■ Work to be completed: The line containing "What text is on this page?" marks where to begin; quote it and every line after it through the end of the data, exactly as written.

■ Recorded information:
________________

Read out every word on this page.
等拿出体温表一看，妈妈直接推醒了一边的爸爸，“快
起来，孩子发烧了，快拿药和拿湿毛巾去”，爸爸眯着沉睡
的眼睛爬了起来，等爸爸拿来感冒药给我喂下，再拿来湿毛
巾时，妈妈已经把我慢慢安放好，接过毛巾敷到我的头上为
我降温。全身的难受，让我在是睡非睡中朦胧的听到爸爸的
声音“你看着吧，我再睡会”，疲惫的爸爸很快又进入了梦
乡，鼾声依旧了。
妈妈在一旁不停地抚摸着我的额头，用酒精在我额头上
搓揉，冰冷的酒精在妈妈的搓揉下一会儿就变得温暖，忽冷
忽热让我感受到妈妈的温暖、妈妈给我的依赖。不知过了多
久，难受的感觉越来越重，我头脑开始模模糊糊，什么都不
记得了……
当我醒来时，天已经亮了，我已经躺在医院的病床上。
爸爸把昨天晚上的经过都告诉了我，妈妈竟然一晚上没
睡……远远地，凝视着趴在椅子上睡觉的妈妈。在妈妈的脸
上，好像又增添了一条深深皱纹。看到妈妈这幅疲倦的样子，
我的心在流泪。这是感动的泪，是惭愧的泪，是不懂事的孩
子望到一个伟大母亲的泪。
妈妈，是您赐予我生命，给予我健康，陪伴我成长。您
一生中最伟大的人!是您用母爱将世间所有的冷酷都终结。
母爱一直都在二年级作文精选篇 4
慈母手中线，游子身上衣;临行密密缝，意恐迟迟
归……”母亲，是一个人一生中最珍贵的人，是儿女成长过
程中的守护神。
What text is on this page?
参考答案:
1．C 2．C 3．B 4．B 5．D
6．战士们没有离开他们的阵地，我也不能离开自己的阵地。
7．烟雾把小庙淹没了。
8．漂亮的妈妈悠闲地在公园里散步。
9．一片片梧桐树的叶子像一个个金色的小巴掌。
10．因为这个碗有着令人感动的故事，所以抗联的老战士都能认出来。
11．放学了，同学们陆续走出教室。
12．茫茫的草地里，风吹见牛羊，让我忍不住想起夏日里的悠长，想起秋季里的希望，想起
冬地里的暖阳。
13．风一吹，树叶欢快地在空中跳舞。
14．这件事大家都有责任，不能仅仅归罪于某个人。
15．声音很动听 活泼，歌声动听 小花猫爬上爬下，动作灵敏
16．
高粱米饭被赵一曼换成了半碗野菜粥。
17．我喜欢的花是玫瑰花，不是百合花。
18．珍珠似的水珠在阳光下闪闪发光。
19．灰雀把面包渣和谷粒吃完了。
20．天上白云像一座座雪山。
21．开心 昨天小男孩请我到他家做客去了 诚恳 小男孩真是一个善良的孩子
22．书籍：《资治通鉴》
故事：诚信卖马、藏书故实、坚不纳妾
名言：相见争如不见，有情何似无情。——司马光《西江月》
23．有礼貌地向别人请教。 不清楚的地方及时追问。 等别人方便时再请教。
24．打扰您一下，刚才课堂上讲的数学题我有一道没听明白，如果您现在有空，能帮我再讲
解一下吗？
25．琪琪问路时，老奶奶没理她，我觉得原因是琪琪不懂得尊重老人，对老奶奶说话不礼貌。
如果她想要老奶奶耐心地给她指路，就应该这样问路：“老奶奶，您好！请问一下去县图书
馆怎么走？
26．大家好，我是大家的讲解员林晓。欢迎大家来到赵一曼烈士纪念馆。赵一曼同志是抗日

________________

■ Solved exercise:
What text is on this page?
参考答案:
1．C 2．C 3．B 4．B 5．D
6．战士们没有离开他们的阵地，我也不能离开自己的阵地。
7．烟雾把小庙淹没了。
8．漂亮的妈妈悠闲地在公园里散步。
9．一片片梧桐树的叶子像一个个金色的小巴掌。
10．因为这个碗有着令人感动的故事，所以抗联的老战士都能认出来。
11．放学了，同学们陆续走出教室。
12．茫茫的草地里，风吹见牛羊，让我忍不住想起夏日里的悠长，想起秋季里的希望，想起
冬地里的暖阳。
13．风一吹，树叶欢快地在空中跳舞。
14．这件事大家都有责任，不能仅仅归罪于某个人。
15．声音很动听 活泼，歌声动听 小花猫爬上爬下，动作灵敏
16．
高粱米饭被赵一曼换成了半碗野菜粥。
17．我喜欢的花是玫瑰花，不是百合花。
18．珍珠似的水珠在阳光下闪闪发光。
19．灰雀把面包渣和谷粒吃完了。
20．天上白云像一座座雪山。
21．开心 昨天小男孩请我到他家做客去了 诚恳 小男孩真是一个善良的孩子
22．书籍：《资治通鉴》
故事：诚信卖马、藏书故实、坚不纳妾
名言：相见争如不见，有情何似无情。——司马光《西江月》
23．有礼貌地向别人请教。 不清楚的地方及时追问。 等别人方便时再请教。
24．打扰您一下，刚才课堂上讲的数学题我有一道没听明白，如果您现在有空，能帮我再讲
解一下吗？
25．琪琪问路时，老奶奶没理她，我觉得原因是琪琪不懂得尊重老人，对老奶奶说话不礼貌。
如果她想要老奶奶耐心地给她指路，就应该这样问路：“老奶奶，您好！请问一下去县图书
馆怎么走？
26．大家好，我是大家的讲解员林晓。欢迎大家来到赵一曼烈士纪念馆。赵一曼同志是抗日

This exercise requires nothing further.